▶ _AIM_
Each line that holds the word "działalności" should be returned.

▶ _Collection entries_

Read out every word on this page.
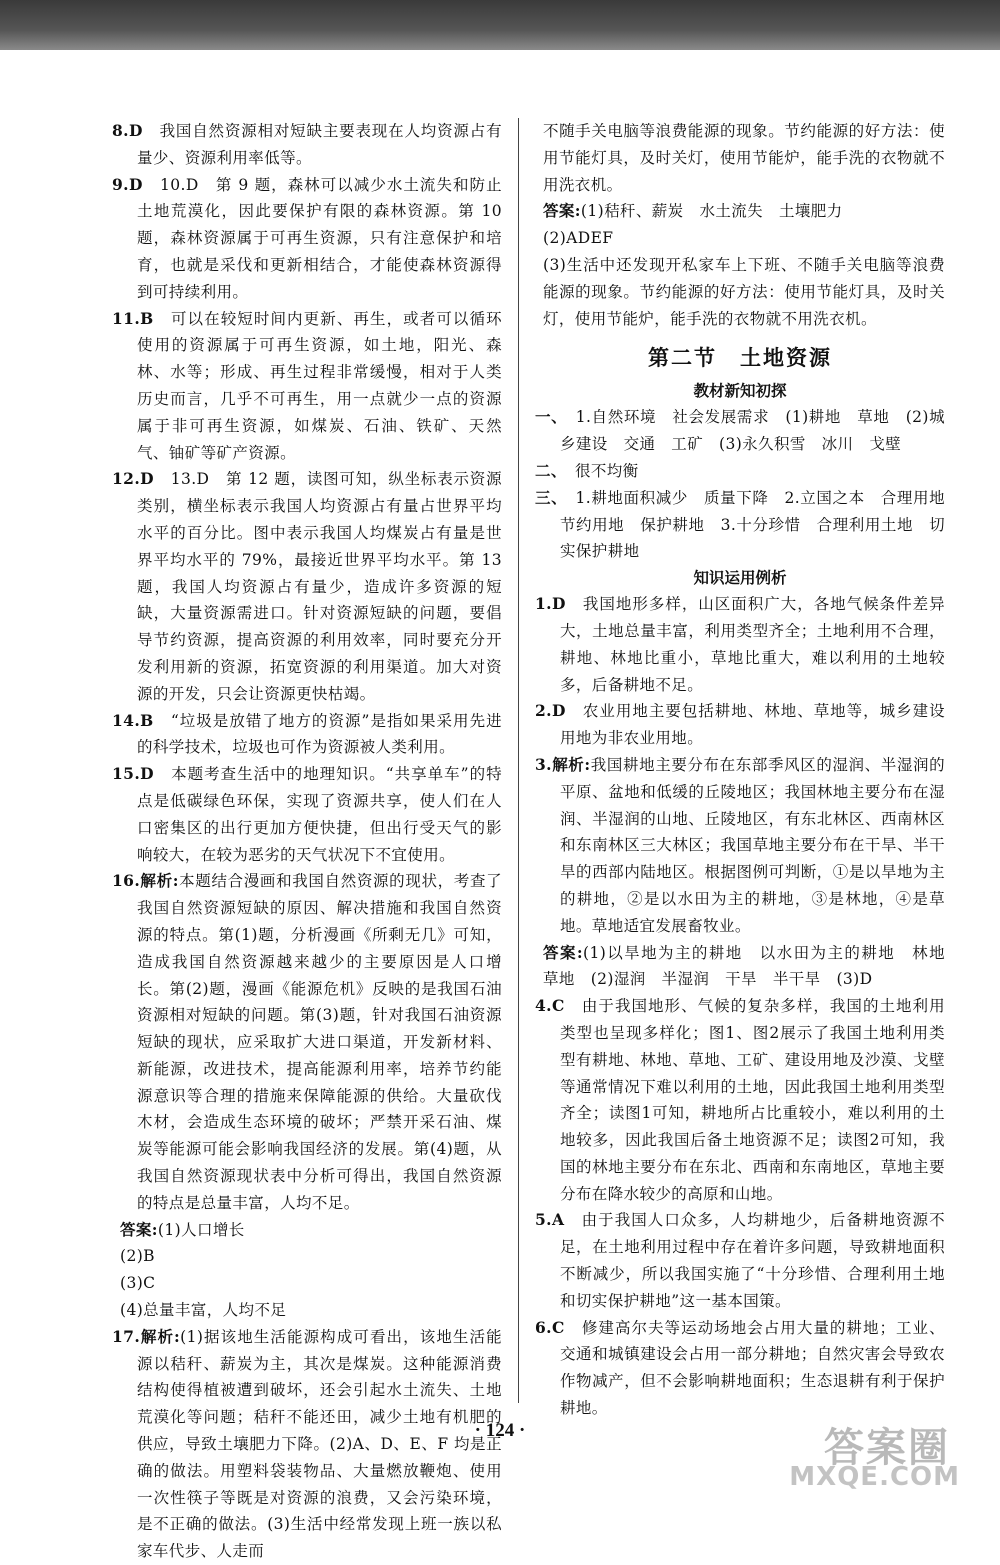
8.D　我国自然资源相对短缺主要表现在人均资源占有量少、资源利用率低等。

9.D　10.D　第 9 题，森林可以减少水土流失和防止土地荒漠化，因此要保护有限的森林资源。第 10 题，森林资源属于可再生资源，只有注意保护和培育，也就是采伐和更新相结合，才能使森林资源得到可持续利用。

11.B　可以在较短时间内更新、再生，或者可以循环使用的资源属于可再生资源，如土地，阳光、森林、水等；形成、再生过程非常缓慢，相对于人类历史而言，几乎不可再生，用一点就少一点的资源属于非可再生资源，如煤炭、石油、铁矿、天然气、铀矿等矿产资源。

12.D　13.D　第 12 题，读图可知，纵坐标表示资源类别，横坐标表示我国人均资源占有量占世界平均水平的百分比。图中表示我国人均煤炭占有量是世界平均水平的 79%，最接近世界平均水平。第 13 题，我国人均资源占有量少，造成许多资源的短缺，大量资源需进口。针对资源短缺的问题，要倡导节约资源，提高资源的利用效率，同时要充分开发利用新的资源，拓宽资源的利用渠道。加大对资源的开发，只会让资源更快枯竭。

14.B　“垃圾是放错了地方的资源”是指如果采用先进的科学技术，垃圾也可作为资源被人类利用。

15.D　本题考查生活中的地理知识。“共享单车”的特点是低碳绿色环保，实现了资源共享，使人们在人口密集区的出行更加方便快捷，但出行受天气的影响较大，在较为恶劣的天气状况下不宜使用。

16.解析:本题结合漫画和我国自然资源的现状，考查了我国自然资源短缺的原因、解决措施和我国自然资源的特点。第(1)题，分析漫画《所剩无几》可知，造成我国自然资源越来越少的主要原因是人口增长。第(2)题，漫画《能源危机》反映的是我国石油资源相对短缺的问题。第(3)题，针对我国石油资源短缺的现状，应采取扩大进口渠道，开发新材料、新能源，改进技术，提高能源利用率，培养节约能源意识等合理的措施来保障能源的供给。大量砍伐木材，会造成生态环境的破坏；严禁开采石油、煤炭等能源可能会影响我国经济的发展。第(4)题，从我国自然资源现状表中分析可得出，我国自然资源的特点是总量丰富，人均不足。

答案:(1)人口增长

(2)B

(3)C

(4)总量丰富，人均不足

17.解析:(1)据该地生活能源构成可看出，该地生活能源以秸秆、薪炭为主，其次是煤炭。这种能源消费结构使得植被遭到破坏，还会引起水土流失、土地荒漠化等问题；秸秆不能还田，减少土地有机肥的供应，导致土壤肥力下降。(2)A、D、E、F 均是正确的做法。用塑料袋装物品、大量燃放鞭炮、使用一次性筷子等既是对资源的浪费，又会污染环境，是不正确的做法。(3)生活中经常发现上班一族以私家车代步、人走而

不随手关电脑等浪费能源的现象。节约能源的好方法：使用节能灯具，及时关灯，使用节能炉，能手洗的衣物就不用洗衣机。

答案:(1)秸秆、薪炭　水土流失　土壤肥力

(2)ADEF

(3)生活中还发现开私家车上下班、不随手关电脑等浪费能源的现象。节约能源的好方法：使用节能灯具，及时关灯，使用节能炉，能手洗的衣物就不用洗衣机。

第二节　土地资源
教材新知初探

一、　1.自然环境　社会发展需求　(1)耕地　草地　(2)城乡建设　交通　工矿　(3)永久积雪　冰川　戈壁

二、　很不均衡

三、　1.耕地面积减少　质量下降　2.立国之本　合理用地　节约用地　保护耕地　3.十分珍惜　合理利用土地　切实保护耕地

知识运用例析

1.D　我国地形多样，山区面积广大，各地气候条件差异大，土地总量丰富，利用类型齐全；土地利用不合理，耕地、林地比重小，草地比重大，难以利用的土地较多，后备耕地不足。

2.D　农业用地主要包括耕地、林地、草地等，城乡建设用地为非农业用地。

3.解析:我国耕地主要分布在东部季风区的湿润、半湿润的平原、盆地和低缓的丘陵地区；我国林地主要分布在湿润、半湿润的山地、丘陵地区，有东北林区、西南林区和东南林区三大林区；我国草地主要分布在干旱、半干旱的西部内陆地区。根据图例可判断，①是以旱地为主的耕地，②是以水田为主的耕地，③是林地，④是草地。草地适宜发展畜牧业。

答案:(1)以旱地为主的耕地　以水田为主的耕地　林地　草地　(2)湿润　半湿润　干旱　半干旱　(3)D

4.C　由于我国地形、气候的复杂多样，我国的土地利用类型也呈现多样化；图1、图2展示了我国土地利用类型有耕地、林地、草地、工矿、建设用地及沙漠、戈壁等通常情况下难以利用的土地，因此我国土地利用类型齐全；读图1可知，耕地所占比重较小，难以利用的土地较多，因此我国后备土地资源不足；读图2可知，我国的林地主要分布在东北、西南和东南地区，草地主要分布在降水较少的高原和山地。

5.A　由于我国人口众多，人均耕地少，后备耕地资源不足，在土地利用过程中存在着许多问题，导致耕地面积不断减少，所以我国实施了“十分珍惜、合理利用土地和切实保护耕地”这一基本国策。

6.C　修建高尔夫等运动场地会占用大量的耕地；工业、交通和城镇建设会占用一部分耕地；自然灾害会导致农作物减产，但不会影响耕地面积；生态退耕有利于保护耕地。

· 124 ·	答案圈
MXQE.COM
...
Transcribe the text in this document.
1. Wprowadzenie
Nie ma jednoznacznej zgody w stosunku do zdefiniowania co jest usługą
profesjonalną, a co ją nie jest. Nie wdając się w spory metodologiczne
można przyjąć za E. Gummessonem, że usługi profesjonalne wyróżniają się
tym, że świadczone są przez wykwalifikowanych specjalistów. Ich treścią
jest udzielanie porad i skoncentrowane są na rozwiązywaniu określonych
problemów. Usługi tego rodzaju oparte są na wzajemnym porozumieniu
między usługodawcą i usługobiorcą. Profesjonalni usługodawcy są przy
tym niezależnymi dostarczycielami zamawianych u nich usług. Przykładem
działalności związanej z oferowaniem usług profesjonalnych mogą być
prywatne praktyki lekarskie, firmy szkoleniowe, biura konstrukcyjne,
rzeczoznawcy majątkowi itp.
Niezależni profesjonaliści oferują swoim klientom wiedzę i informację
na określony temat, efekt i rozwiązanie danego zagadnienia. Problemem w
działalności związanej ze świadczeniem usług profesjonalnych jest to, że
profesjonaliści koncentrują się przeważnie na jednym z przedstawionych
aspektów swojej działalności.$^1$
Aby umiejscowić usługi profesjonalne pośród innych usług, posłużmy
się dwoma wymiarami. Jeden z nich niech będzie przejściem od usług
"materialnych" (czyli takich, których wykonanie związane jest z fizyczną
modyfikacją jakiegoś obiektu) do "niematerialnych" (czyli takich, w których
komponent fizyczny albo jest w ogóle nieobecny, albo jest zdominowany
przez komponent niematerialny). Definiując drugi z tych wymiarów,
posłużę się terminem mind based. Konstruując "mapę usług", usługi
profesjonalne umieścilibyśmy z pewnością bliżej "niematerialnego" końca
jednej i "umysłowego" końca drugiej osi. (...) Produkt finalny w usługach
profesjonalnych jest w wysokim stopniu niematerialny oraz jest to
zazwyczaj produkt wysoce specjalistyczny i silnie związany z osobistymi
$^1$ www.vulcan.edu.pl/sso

▶ _RIGHT ANSWER_
działalności związanej z oferowaniem usług profesjonalnych mogą być
działalności związanej ze świadczeniem usług profesjonalnych jest to, że
aspektów swojej działalności.$^1$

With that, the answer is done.